> _Required task_
Below is a listing; copy all of it exactly.

> _Entries supplied_
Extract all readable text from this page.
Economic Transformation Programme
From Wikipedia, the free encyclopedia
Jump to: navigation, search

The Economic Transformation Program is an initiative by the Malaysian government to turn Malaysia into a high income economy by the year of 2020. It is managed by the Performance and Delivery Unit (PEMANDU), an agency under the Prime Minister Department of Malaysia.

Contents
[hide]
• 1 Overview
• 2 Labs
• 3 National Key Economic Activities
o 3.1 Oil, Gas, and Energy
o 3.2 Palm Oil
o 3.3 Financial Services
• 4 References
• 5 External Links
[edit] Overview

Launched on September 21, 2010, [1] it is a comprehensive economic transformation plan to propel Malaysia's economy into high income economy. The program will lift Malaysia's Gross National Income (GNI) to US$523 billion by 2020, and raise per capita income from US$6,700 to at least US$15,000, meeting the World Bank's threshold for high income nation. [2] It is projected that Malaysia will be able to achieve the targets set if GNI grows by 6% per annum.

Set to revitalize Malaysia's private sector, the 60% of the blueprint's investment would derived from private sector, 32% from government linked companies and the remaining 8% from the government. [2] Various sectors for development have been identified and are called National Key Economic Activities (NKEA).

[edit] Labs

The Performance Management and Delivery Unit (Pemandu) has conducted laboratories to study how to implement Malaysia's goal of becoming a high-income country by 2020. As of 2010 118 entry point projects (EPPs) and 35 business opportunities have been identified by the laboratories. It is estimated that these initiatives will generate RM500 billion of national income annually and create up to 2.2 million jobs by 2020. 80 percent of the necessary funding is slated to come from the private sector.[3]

> _Answer to this task_
Extract all readable text from this page.
Economic Transformation Programme
From Wikipedia, the free encyclopedia
Jump to: navigation, search

The Economic Transformation Program is an initiative by the Malaysian government to turn Malaysia into a high income economy by the year of 2020. It is managed by the Performance and Delivery Unit (PEMANDU), an agency under the Prime Minister Department of Malaysia.

Contents
[hide]
• 1 Overview
• 2 Labs
• 3 National Key Economic Activities
o 3.1 Oil, Gas, and Energy
o 3.2 Palm Oil
o 3.3 Financial Services
• 4 References
• 5 External Links
[edit] Overview

Launched on September 21, 2010, [1] it is a comprehensive economic transformation plan to propel Malaysia's economy into high income economy. The program will lift Malaysia's Gross National Income (GNI) to US$523 billion by 2020, and raise per capita income from US$6,700 to at least US$15,000, meeting the World Bank's threshold for high income nation. [2] It is projected that Malaysia will be able to achieve the targets set if GNI grows by 6% per annum.

Set to revitalize Malaysia's private sector, the 60% of the blueprint's investment would derived from private sector, 32% from government linked companies and the remaining 8% from the government. [2] Various sectors for development have been identified and are called National Key Economic Activities (NKEA).

[edit] Labs

The Performance Management and Delivery Unit (Pemandu) has conducted laboratories to study how to implement Malaysia's goal of becoming a high-income country by 2020. As of 2010 118 entry point projects (EPPs) and 35 business opportunities have been identified by the laboratories. It is estimated that these initiatives will generate RM500 billion of national income annually and create up to 2.2 million jobs by 2020. 80 percent of the necessary funding is slated to come from the private sector.[3]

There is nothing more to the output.